JOB: Could you repeat the records below exactly, leaving out any pictures?

Stored data
========================================================================
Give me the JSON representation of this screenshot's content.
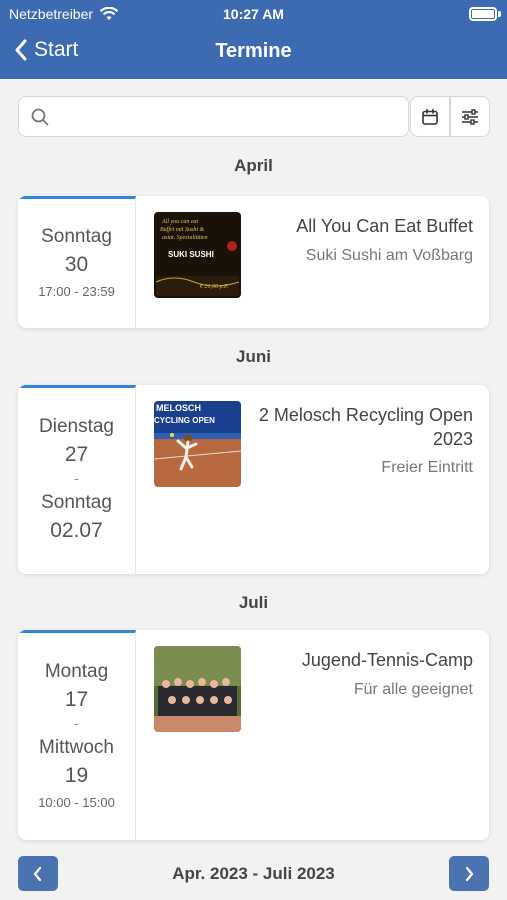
{
  "status_bar": {
    "carrier": "Netzbetreiber",
    "time": "10:27 AM"
  },
  "nav": {
    "back_label": "Start",
    "title": "Termine"
  },
  "search": {
    "placeholder": ""
  },
  "months": [
    "April",
    "Juni",
    "Juli"
  ],
  "events": [
    {
      "start_day": "Sonntag",
      "start_num": "30",
      "end_day": "",
      "end_num": "",
      "time": "17:00 - 23:59",
      "title": "All You Can Eat Buffet",
      "subtitle": "Suki Sushi am Voßbarg",
      "image_text": [
        "All you can eat",
        "Buffet mit Sushi &",
        "asiat. Spezialitäten",
        "SUKI SUSHI",
        "€ 21,90 p.P."
      ]
    },
    {
      "start_day": "Dienstag",
      "start_num": "27",
      "end_day": "Sonntag",
      "end_num": "02.07",
      "time": "",
      "title": "2 Melosch Recycling Open 2023",
      "subtitle": "Freier Eintritt",
      "image_text": [
        "MELOSCH",
        "CYCLING OPEN"
      ]
    },
    {
      "start_day": "Montag",
      "start_num": "17",
      "end_day": "Mittwoch",
      "end_num": "19",
      "time": "10:00 - 15:00",
      "title": "Jugend-Tennis-Camp",
      "subtitle": "Für alle geeignet",
      "image_text": []
    }
  ],
  "pager": {
    "label": "Apr. 2023 - Juli 2023"
  },
  "colors": {
    "header": "#3c6bb2",
    "accent": "#2f86d6",
    "pager_button": "#4a74b1"
  },
  "icons": [
    "wifi-icon",
    "battery-icon",
    "chevron-left-icon",
    "search-icon",
    "calendar-icon",
    "sliders-icon",
    "chevron-right-icon"
  ]
}
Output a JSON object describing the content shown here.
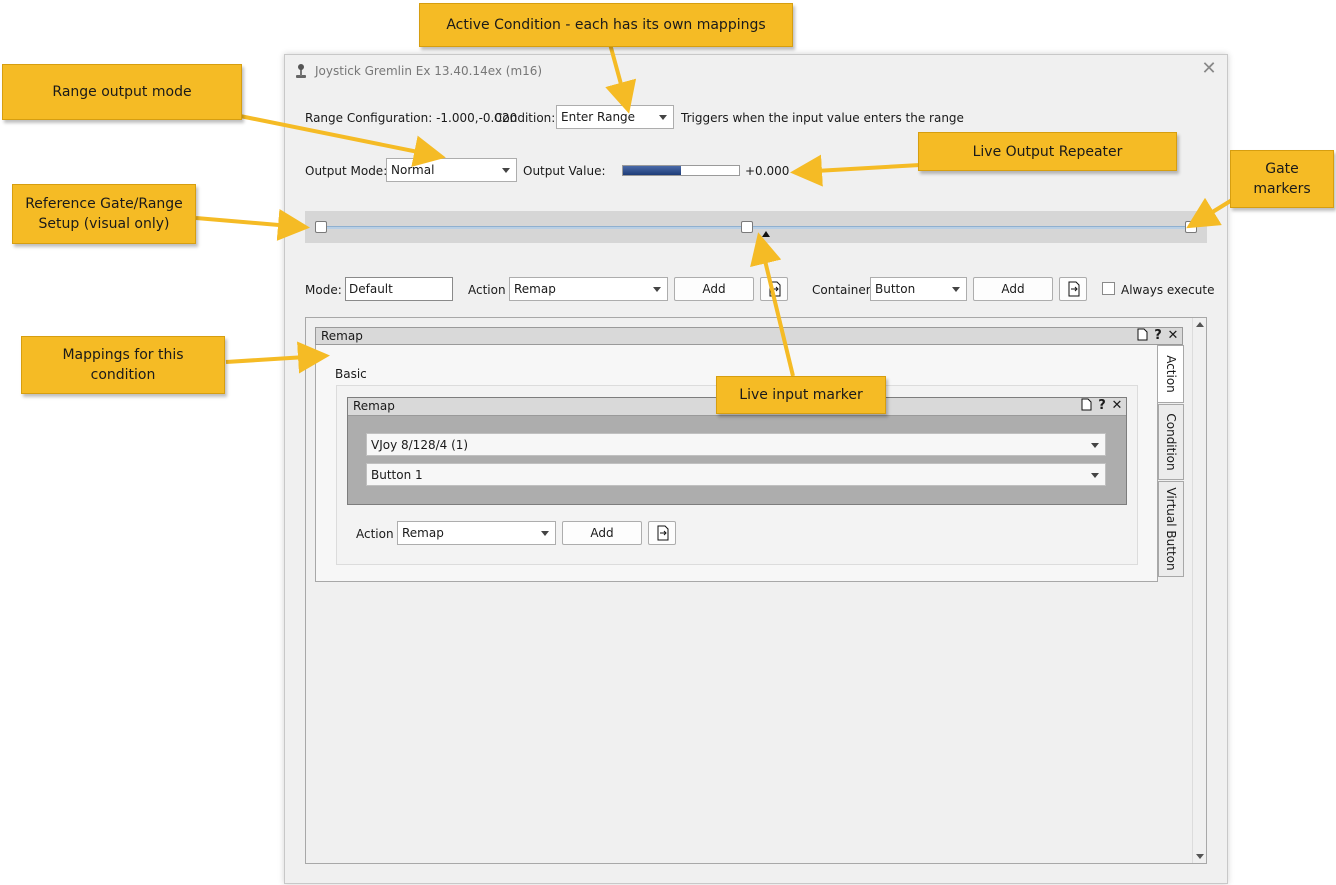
{
  "window": {
    "title": "Joystick Gremlin Ex 13.40.14ex (m16)",
    "close_glyph": "✕"
  },
  "range_row": {
    "range_label": "Range Configuration: -1.000,-0.020",
    "condition_label": "Condition:",
    "condition_value": "Enter Range",
    "condition_description": "Triggers when the input value enters the range"
  },
  "output_row": {
    "mode_label": "Output Mode:",
    "mode_value": "Normal",
    "value_label": "Output Value:",
    "progress_fraction": 0.5,
    "value_text": "+0.000"
  },
  "slider": {
    "handle_values": [
      -1.0,
      -0.02,
      1.0
    ],
    "marker_value": 0.0
  },
  "toolbar": {
    "mode_label": "Mode:",
    "mode_value": "Default",
    "action_label": "Action",
    "action_value": "Remap",
    "add_label": "Add",
    "container_label": "Container",
    "container_value": "Button",
    "container_add_label": "Add",
    "always_execute_label": "Always execute"
  },
  "container": {
    "title": "Remap",
    "header_icons": [
      "page-icon",
      "help-icon",
      "close-icon"
    ],
    "group_label": "Basic",
    "inner": {
      "title": "Remap",
      "device_value": "VJoy 8/128/4 (1)",
      "button_value": "Button 1"
    },
    "action_label": "Action",
    "action_value": "Remap",
    "add_label": "Add",
    "tabs": [
      "Action",
      "Condition",
      "Virtual Button"
    ],
    "active_tab": "Action"
  },
  "callouts": {
    "active_condition": "Active Condition - each has its own mappings",
    "range_output_mode": "Range output mode",
    "live_output_repeater": "Live Output Repeater",
    "gate_markers": "Gate markers",
    "reference_gate": "Reference Gate/Range Setup (visual only)",
    "mappings": "Mappings for this condition",
    "live_input_marker": "Live input marker"
  },
  "colors": {
    "callout_fill": "#f5bb25",
    "callout_arrow": "#f5bb25",
    "progress_fill": "#1e3c78"
  }
}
========================================================================
SOLVED PROBLEM:
Give me the JSON representation of this screenshot's content.
{
  "status_bar": {
    "carrier": "Netzbetreiber",
    "time": "10:27 AM"
  },
  "nav": {
    "back_label": "Start",
    "title": "Termine"
  },
  "search": {
    "placeholder": ""
  },
  "months": [
    "April",
    "Juni",
    "Juli"
  ],
  "events": [
    {
      "start_day": "Sonntag",
      "start_num": "30",
      "end_day": "",
      "end_num": "",
      "time": "17:00 - 23:59",
      "title": "All You Can Eat Buffet",
      "subtitle": "Suki Sushi am Voßbarg",
      "image_text": [
        "All you can eat",
        "Buffet mit Sushi &",
        "asiat. Spezialitäten",
        "SUKI SUSHI",
        "€ 21,90 p.P."
      ]
    },
    {
      "start_day": "Dienstag",
      "start_num": "27",
      "end_day": "Sonntag",
      "end_num": "02.07",
      "time": "",
      "title": "2 Melosch Recycling Open 2023",
      "subtitle": "Freier Eintritt",
      "image_text": [
        "MELOSCH",
        "CYCLING OPEN"
      ]
    },
    {
      "start_day": "Montag",
      "start_num": "17",
      "end_day": "Mittwoch",
      "end_num": "19",
      "time": "10:00 - 15:00",
      "title": "Jugend-Tennis-Camp",
      "subtitle": "Für alle geeignet",
      "image_text": []
    }
  ],
  "pager": {
    "label": "Apr. 2023 - Juli 2023"
  },
  "colors": {
    "header": "#3c6bb2",
    "accent": "#2f86d6",
    "pager_button": "#4a74b1"
  },
  "icons": [
    "wifi-icon",
    "battery-icon",
    "chevron-left-icon",
    "search-icon",
    "calendar-icon",
    "sliders-icon",
    "chevron-right-icon"
  ]
}
Output a JSON object describing the content shown here.
{
  "window": {
    "title": "Joystick Gremlin Ex 13.40.14ex (m16)",
    "close_glyph": "✕"
  },
  "range_row": {
    "range_label": "Range Configuration: -1.000,-0.020",
    "condition_label": "Condition:",
    "condition_value": "Enter Range",
    "condition_description": "Triggers when the input value enters the range"
  },
  "output_row": {
    "mode_label": "Output Mode:",
    "mode_value": "Normal",
    "value_label": "Output Value:",
    "progress_fraction": 0.5,
    "value_text": "+0.000"
  },
  "slider": {
    "handle_values": [
      -1.0,
      -0.02,
      1.0
    ],
    "marker_value": 0.0
  },
  "toolbar": {
    "mode_label": "Mode:",
    "mode_value": "Default",
    "action_label": "Action",
    "action_value": "Remap",
    "add_label": "Add",
    "container_label": "Container",
    "container_value": "Button",
    "container_add_label": "Add",
    "always_execute_label": "Always execute"
  },
  "container": {
    "title": "Remap",
    "header_icons": [
      "page-icon",
      "help-icon",
      "close-icon"
    ],
    "group_label": "Basic",
    "inner": {
      "title": "Remap",
      "device_value": "VJoy 8/128/4 (1)",
      "button_value": "Button 1"
    },
    "action_label": "Action",
    "action_value": "Remap",
    "add_label": "Add",
    "tabs": [
      "Action",
      "Condition",
      "Virtual Button"
    ],
    "active_tab": "Action"
  },
  "callouts": {
    "active_condition": "Active Condition - each has its own mappings",
    "range_output_mode": "Range output mode",
    "live_output_repeater": "Live Output Repeater",
    "gate_markers": "Gate markers",
    "reference_gate": "Reference Gate/Range Setup (visual only)",
    "mappings": "Mappings for this condition",
    "live_input_marker": "Live input marker"
  },
  "colors": {
    "callout_fill": "#f5bb25",
    "callout_arrow": "#f5bb25",
    "progress_fill": "#1e3c78"
  }
}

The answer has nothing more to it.